▶ _THE EXERCISE_:
Check each line for the string "emoji", then give only how many lines have it.

-------- SUPPLIED DATA

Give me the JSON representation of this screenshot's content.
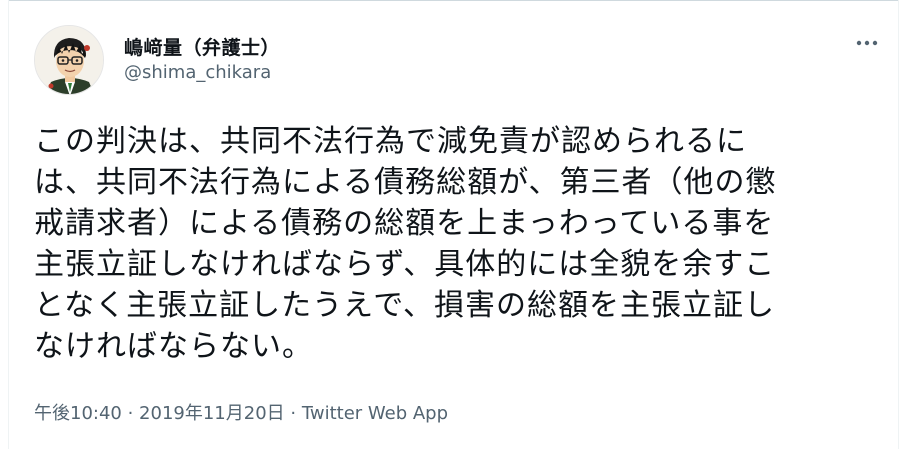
{
  "author": {
    "display_name": "嶋﨑量（弁護士）",
    "handle": "@shima_chikara",
    "avatar_icon": "user-avatar-illustration"
  },
  "menu": {
    "more_icon": "more-horizontal-icon"
  },
  "tweet": {
    "text": "この判決は、共同不法行為で減免責が認められるに\nは、共同不法行為による債務総額が、第三者（他の懲\n戒請求者）による債務の総額を上まっわっている事を\n主張立証しなければならず、具体的には全貌を余すこ\nとなく主張立証したうえで、損害の総額を主張立証し\nなければならない。"
  },
  "meta": {
    "time": "午後10:40",
    "separator": " · ",
    "date": "2019年11月20日",
    "source": "Twitter Web App"
  },
  "colors": {
    "text_primary": "#0f1419",
    "text_secondary": "#536471",
    "border": "#cfd9de"
  }
}
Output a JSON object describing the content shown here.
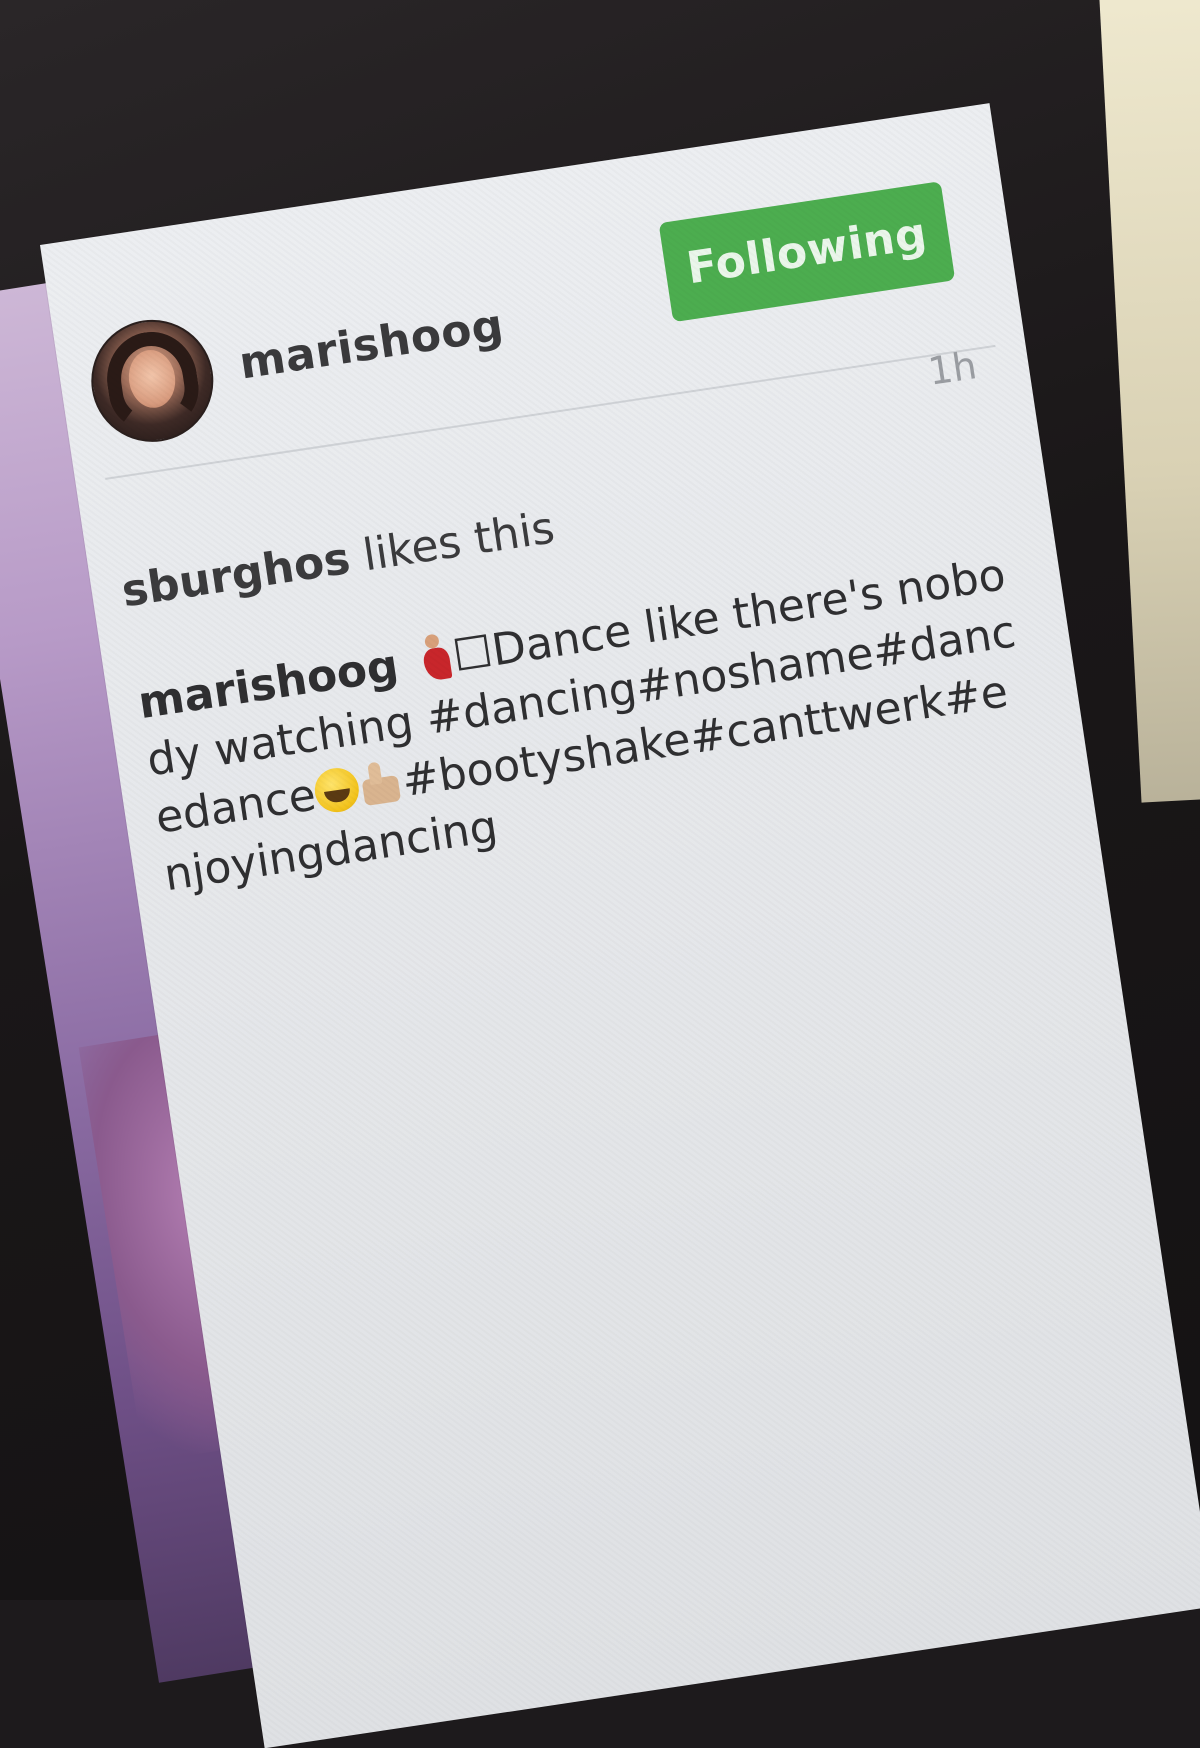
{
  "post": {
    "username": "marishoog",
    "follow_button_label": "Following",
    "timestamp": "1h",
    "likes": {
      "liker": "sburghos",
      "suffix": " likes this"
    },
    "caption": {
      "author": "marishoog",
      "text_part1": "Dance like there's nobody watching #dancing#noshame#dancedance",
      "text_part2": "#bootyshake#canttwerk#enjoyingdancing",
      "box_glyph": "☐"
    }
  },
  "icons": {
    "avatar": "profile-photo",
    "dancer": "dancer-emoji",
    "smile": "grinning-face-emoji",
    "thumb": "thumbs-up-emoji"
  },
  "colors": {
    "follow_button": "#4cad4f",
    "panel_background": "#eceef1",
    "text": "#2f2f31",
    "timestamp": "#9a9da2"
  }
}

----------------

▶ _EXERCISE RESPONSE_:
3